Data provided:
-=-=-

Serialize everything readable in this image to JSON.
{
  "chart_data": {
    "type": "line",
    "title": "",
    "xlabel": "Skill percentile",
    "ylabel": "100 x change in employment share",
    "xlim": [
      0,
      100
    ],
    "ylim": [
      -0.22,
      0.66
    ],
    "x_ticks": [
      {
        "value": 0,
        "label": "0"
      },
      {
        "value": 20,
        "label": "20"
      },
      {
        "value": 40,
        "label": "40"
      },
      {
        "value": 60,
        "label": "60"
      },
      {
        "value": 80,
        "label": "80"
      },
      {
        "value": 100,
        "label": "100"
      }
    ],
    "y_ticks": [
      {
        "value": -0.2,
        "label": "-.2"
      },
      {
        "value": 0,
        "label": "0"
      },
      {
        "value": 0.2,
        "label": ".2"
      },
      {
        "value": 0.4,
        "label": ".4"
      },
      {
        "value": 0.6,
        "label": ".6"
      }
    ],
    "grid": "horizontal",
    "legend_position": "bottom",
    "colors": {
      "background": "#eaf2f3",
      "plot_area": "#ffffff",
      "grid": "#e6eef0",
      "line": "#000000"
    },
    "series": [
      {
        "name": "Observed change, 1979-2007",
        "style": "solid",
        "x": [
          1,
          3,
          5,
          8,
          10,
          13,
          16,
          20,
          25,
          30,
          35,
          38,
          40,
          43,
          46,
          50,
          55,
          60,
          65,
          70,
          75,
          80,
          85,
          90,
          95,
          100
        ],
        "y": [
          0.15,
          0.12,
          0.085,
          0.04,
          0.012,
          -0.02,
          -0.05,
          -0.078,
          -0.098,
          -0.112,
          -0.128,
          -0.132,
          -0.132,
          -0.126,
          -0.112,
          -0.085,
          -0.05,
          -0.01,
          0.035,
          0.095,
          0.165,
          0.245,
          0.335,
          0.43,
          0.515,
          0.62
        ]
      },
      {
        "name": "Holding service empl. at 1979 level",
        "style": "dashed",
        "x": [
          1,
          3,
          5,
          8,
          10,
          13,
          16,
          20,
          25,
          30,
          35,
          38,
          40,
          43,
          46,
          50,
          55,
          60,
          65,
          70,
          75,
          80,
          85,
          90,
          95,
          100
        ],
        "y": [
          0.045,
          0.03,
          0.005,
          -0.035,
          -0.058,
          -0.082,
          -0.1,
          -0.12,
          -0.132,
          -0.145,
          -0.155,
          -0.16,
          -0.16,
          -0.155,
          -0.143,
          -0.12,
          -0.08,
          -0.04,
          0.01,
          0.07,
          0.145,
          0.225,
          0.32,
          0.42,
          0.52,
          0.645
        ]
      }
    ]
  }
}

-=-=-

Exercise objective: Print the whole listing again, exactly.

Exercise solution:
Serialize everything readable in this image to JSON.
{
  "chart_data": {
    "type": "line",
    "title": "",
    "xlabel": "Skill percentile",
    "ylabel": "100 x change in employment share",
    "xlim": [
      0,
      100
    ],
    "ylim": [
      -0.22,
      0.66
    ],
    "x_ticks": [
      {
        "value": 0,
        "label": "0"
      },
      {
        "value": 20,
        "label": "20"
      },
      {
        "value": 40,
        "label": "40"
      },
      {
        "value": 60,
        "label": "60"
      },
      {
        "value": 80,
        "label": "80"
      },
      {
        "value": 100,
        "label": "100"
      }
    ],
    "y_ticks": [
      {
        "value": -0.2,
        "label": "-.2"
      },
      {
        "value": 0,
        "label": "0"
      },
      {
        "value": 0.2,
        "label": ".2"
      },
      {
        "value": 0.4,
        "label": ".4"
      },
      {
        "value": 0.6,
        "label": ".6"
      }
    ],
    "grid": "horizontal",
    "legend_position": "bottom",
    "colors": {
      "background": "#eaf2f3",
      "plot_area": "#ffffff",
      "grid": "#e6eef0",
      "line": "#000000"
    },
    "series": [
      {
        "name": "Observed change, 1979-2007",
        "style": "solid",
        "x": [
          1,
          3,
          5,
          8,
          10,
          13,
          16,
          20,
          25,
          30,
          35,
          38,
          40,
          43,
          46,
          50,
          55,
          60,
          65,
          70,
          75,
          80,
          85,
          90,
          95,
          100
        ],
        "y": [
          0.15,
          0.12,
          0.085,
          0.04,
          0.012,
          -0.02,
          -0.05,
          -0.078,
          -0.098,
          -0.112,
          -0.128,
          -0.132,
          -0.132,
          -0.126,
          -0.112,
          -0.085,
          -0.05,
          -0.01,
          0.035,
          0.095,
          0.165,
          0.245,
          0.335,
          0.43,
          0.515,
          0.62
        ]
      },
      {
        "name": "Holding service empl. at 1979 level",
        "style": "dashed",
        "x": [
          1,
          3,
          5,
          8,
          10,
          13,
          16,
          20,
          25,
          30,
          35,
          38,
          40,
          43,
          46,
          50,
          55,
          60,
          65,
          70,
          75,
          80,
          85,
          90,
          95,
          100
        ],
        "y": [
          0.045,
          0.03,
          0.005,
          -0.035,
          -0.058,
          -0.082,
          -0.1,
          -0.12,
          -0.132,
          -0.145,
          -0.155,
          -0.16,
          -0.16,
          -0.155,
          -0.143,
          -0.12,
          -0.08,
          -0.04,
          0.01,
          0.07,
          0.145,
          0.225,
          0.32,
          0.42,
          0.52,
          0.645
        ]
      }
    ]
  }
}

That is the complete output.